# PROVIDED ENTRIES
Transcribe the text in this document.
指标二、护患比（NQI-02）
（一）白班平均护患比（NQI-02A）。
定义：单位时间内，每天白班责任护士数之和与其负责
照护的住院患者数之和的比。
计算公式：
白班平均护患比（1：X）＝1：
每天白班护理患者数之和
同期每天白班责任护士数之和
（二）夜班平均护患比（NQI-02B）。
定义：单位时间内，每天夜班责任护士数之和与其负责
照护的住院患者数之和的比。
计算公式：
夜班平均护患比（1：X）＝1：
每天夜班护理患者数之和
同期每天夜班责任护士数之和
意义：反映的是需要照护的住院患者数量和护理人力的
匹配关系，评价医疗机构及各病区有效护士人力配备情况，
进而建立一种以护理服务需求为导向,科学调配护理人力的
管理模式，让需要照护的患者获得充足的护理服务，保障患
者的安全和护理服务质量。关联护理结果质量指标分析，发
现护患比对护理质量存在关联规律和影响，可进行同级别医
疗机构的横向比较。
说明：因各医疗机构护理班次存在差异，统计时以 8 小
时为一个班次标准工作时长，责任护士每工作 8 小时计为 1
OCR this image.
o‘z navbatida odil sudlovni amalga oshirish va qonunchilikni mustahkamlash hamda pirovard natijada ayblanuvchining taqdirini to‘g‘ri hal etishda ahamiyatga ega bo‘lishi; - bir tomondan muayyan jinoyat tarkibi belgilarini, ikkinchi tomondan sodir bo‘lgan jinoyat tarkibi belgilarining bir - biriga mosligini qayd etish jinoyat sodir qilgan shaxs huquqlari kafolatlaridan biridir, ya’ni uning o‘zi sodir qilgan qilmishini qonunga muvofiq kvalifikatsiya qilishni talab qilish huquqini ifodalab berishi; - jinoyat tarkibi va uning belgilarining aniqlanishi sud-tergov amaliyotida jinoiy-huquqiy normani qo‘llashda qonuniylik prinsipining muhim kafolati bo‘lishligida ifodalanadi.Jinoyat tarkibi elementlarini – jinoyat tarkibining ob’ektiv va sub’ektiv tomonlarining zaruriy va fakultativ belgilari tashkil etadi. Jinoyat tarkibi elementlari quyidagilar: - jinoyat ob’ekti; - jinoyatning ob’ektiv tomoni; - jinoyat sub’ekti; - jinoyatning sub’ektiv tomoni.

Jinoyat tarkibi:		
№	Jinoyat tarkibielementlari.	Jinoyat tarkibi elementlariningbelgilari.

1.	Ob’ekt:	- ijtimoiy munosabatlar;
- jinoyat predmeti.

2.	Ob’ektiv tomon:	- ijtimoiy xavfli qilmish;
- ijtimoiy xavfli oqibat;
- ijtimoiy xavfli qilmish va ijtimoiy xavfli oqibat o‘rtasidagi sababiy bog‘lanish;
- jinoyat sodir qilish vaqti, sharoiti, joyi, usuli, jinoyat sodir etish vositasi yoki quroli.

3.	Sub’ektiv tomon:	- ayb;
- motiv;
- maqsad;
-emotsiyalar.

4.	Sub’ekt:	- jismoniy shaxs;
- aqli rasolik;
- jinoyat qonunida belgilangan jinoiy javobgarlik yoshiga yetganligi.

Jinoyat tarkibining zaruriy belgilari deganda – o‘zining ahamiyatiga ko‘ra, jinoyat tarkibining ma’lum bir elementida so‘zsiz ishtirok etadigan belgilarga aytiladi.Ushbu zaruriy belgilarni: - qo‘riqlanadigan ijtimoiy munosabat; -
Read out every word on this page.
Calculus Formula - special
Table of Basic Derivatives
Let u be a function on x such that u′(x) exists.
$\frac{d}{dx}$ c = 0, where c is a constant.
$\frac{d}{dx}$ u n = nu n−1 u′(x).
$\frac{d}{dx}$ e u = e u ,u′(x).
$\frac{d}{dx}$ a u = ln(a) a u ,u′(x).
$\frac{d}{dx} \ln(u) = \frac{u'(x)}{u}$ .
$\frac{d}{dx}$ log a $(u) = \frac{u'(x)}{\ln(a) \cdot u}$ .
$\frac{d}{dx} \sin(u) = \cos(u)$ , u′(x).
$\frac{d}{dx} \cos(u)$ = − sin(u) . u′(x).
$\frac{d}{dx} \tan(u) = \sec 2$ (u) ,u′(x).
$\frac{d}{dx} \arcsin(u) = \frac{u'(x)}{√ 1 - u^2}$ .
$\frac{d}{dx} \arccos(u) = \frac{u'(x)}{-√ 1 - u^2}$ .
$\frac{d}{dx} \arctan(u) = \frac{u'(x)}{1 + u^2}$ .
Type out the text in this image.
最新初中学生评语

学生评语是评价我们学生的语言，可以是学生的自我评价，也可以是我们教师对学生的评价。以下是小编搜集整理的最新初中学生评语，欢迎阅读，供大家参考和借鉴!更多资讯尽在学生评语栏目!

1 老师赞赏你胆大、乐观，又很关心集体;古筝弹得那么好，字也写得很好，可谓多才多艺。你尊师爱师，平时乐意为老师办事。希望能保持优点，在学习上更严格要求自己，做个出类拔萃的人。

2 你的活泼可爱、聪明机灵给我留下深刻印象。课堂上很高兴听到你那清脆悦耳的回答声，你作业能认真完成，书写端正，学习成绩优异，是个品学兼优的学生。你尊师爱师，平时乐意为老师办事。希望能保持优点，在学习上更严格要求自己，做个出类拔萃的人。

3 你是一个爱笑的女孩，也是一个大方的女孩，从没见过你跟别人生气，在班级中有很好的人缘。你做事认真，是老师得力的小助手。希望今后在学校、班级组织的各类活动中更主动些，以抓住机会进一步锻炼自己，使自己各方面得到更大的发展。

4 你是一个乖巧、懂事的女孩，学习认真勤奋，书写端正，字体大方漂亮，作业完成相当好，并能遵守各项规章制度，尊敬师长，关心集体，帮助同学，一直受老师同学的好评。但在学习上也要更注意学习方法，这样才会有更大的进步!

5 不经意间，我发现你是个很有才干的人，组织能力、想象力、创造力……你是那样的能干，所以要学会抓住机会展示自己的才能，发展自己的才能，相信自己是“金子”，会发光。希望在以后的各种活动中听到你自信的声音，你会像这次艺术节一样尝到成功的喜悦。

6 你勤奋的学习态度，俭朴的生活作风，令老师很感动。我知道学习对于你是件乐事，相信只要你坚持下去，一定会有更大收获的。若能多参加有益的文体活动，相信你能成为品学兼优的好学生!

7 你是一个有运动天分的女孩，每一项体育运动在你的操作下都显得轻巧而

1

# WORK INSTRUCTIONS
List every line above containing the word "做个出类拔萃的人".

# SOLUTION TO THIS PROBLEM
1 老师赞赏你胆大、乐观，又很关心集体;古筝弹得那么好，字也写得很好，可谓多才多艺。你尊师爱师，平时乐意为老师办事。希望能保持优点，在学习上更严格要求自己，做个出类拔萃的人。
2 你的活泼可爱、聪明机灵给我留下深刻印象。课堂上很高兴听到你那清脆悦耳的回答声，你作业能认真完成，书写端正，学习成绩优异，是个品学兼优的学生。你尊师爱师，平时乐意为老师办事。希望能保持优点，在学习上更严格要求自己，做个出类拔萃的人。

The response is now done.